Extracted data entries
::::
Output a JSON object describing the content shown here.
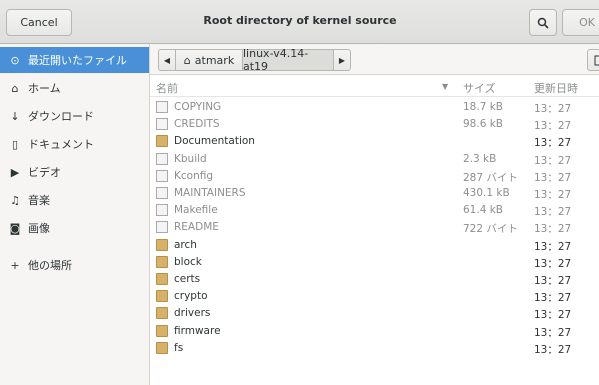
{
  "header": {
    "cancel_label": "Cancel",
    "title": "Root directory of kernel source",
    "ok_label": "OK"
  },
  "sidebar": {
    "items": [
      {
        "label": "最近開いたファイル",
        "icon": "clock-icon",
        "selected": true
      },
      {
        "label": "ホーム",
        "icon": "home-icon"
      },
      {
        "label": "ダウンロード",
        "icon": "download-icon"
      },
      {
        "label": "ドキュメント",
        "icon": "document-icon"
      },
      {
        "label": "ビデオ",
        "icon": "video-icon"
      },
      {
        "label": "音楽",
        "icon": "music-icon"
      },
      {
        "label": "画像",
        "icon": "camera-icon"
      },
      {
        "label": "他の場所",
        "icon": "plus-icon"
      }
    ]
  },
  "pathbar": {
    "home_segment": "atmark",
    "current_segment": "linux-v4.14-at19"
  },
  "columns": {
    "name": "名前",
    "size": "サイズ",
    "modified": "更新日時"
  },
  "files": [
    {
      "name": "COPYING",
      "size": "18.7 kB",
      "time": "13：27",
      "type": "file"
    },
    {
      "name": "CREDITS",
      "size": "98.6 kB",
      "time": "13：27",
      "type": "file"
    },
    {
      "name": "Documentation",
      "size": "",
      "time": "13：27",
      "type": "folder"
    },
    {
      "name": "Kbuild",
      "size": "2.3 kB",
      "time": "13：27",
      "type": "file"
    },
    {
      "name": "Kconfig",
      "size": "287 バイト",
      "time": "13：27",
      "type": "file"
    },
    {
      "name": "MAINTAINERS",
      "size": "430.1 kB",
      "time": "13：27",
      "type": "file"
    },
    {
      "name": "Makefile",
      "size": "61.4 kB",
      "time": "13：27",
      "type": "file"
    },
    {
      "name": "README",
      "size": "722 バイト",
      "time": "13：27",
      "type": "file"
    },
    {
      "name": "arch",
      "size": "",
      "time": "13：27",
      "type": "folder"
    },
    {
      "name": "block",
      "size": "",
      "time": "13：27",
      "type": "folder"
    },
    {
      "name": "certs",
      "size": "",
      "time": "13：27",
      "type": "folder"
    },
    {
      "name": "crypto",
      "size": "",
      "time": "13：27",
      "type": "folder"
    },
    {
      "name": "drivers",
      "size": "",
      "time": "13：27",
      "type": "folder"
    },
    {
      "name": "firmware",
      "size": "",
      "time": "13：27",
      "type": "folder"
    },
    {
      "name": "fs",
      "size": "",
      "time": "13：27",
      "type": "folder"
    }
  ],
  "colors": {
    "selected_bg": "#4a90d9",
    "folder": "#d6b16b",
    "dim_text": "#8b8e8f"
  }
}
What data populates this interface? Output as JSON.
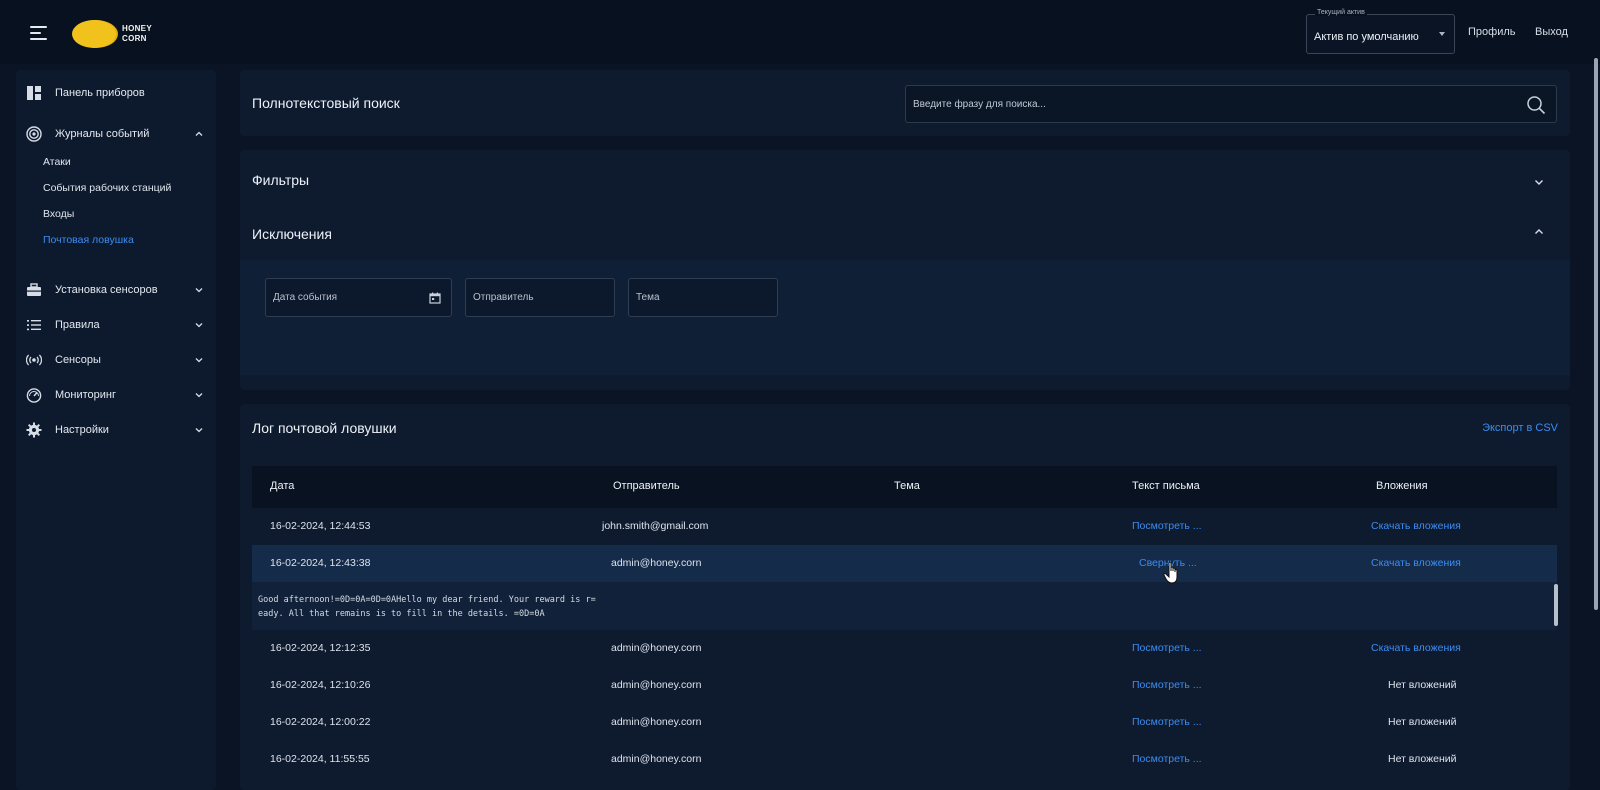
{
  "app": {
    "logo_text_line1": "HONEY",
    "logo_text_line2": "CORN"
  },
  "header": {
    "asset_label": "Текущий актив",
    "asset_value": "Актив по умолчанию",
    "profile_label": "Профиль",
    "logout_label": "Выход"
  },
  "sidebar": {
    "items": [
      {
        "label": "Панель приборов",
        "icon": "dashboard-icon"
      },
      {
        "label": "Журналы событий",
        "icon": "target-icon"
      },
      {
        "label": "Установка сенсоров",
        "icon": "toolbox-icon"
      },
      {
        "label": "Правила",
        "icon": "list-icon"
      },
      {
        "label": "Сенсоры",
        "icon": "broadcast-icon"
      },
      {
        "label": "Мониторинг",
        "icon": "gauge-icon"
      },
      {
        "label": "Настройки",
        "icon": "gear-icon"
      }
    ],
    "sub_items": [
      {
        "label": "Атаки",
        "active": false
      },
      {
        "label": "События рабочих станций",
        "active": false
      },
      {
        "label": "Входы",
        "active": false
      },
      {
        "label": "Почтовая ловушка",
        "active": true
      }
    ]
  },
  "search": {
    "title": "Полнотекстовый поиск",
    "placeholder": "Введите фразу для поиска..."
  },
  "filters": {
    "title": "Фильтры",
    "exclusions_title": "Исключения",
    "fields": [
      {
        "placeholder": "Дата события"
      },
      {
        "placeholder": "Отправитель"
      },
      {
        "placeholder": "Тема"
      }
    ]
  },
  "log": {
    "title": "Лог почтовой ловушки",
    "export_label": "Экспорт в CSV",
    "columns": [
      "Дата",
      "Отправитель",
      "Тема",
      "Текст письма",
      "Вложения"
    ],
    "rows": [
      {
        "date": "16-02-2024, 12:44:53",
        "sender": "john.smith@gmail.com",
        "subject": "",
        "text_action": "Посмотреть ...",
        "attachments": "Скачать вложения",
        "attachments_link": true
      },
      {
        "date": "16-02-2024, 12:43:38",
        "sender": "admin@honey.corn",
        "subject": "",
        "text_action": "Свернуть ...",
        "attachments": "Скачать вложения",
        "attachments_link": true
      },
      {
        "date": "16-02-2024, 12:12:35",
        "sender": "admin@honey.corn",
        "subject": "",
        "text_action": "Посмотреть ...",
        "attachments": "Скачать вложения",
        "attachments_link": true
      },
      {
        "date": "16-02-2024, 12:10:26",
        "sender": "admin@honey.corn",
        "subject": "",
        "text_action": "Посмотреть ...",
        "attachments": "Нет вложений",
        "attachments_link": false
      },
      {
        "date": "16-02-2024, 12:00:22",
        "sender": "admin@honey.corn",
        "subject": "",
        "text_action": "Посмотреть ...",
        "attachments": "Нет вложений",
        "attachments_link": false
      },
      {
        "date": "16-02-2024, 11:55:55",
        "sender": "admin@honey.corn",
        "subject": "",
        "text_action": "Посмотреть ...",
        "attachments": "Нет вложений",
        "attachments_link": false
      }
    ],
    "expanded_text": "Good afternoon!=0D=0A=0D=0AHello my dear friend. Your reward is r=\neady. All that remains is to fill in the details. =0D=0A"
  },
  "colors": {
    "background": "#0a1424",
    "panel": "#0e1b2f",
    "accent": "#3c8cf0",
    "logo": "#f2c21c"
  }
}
::::
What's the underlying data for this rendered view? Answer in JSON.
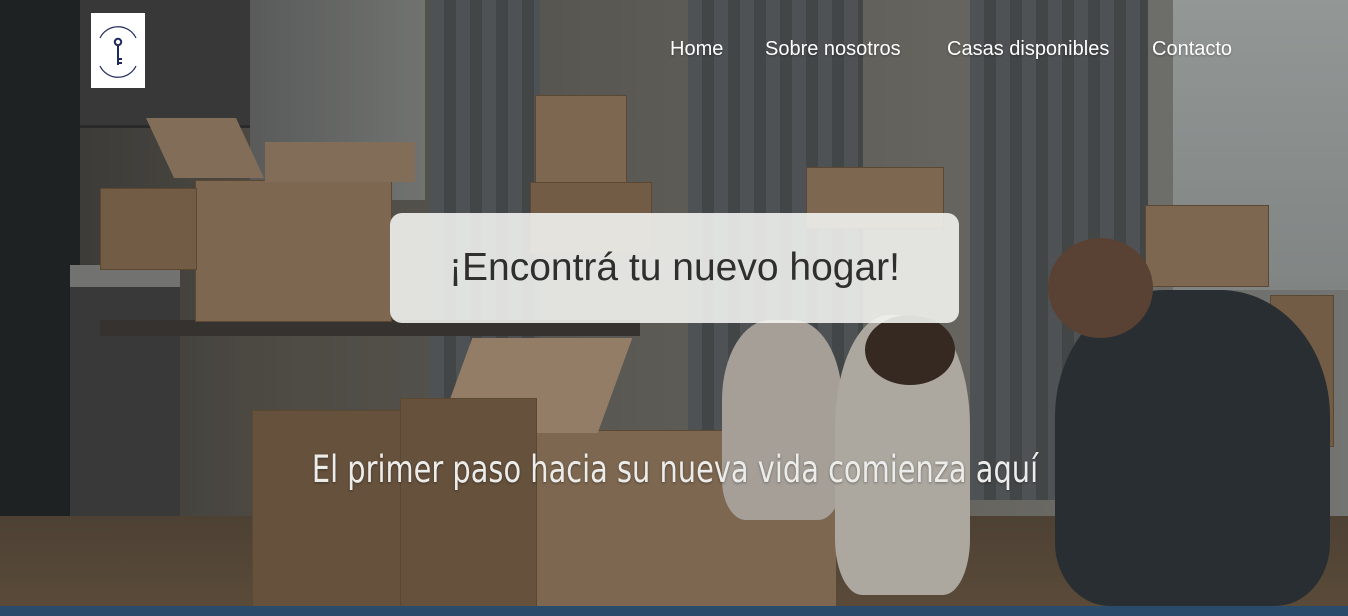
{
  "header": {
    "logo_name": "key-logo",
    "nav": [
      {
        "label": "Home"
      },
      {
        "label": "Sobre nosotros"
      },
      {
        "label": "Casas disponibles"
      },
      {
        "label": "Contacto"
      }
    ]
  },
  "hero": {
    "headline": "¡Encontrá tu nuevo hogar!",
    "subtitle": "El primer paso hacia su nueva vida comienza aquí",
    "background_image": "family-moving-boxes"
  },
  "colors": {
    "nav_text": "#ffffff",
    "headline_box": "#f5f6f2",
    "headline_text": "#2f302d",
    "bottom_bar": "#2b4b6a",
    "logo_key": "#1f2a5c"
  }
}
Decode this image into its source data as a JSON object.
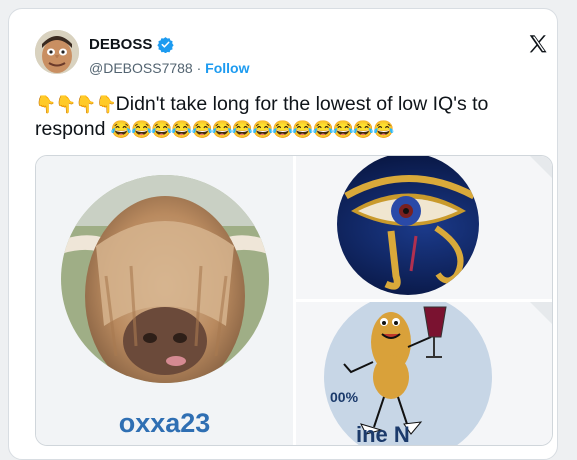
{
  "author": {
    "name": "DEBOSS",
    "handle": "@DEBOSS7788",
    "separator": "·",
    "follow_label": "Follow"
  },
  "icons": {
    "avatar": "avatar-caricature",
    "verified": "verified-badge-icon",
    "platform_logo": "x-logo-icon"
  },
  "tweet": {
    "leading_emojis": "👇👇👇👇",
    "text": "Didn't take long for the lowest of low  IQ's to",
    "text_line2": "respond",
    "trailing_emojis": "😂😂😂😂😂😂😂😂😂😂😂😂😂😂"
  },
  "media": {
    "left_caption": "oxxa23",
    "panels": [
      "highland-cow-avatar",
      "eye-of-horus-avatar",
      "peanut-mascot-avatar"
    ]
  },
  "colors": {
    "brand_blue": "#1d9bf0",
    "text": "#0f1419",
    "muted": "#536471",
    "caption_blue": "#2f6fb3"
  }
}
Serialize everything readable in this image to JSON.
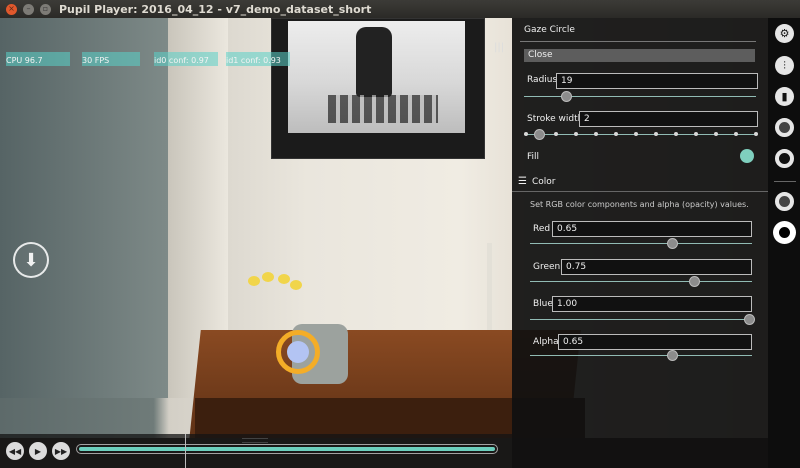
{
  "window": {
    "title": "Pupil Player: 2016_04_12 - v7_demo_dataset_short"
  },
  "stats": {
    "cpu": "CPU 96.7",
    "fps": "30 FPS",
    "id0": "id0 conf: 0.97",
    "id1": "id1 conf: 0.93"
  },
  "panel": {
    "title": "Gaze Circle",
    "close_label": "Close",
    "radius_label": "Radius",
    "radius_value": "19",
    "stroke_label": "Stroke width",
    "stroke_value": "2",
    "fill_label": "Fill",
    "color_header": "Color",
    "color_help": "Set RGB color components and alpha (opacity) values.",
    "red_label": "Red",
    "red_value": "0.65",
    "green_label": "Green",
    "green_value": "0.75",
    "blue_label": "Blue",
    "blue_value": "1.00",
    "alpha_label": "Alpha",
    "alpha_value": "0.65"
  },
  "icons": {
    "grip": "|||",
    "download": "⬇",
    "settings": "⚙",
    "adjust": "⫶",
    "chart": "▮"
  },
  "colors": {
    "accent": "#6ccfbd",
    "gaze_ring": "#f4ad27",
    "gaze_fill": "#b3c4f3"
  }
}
::::
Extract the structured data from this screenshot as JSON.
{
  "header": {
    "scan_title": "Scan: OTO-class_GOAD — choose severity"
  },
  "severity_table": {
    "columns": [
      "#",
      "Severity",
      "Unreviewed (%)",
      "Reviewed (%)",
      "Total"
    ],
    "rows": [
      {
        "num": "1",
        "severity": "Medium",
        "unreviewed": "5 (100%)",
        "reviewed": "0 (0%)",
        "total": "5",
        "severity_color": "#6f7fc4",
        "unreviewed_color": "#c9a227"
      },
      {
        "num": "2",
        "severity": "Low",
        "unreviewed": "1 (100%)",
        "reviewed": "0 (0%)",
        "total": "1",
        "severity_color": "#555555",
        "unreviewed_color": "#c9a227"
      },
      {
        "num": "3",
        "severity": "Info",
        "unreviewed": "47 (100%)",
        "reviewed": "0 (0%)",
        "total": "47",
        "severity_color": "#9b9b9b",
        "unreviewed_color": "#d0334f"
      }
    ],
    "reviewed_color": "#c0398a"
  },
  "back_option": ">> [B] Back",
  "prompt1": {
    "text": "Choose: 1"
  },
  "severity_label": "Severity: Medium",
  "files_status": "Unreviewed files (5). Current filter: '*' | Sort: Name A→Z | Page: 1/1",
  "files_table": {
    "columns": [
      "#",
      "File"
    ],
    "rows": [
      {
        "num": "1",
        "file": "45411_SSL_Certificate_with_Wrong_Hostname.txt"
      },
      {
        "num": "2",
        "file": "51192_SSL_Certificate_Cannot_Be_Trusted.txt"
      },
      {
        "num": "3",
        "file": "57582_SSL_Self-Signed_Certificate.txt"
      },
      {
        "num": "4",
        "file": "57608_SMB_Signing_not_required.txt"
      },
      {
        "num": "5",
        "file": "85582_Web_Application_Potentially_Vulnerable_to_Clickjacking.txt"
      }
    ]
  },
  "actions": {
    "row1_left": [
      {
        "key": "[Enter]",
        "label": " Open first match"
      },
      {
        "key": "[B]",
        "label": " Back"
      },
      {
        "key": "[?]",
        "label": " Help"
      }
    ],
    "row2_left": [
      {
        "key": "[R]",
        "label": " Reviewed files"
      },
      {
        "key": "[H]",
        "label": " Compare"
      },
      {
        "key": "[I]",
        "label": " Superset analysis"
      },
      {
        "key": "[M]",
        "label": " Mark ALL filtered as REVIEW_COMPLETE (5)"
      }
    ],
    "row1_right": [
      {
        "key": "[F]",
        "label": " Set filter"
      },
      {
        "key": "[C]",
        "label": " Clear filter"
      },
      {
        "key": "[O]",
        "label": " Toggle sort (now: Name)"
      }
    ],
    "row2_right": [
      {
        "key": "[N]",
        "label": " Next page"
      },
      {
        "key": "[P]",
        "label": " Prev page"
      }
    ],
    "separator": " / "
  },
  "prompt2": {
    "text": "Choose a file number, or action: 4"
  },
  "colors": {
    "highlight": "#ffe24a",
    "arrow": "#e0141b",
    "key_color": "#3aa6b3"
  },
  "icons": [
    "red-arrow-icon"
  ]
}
::::
• [TASK]: Determine the number of lines containing "object". Write only that number.

• [TASK RESULT]: 2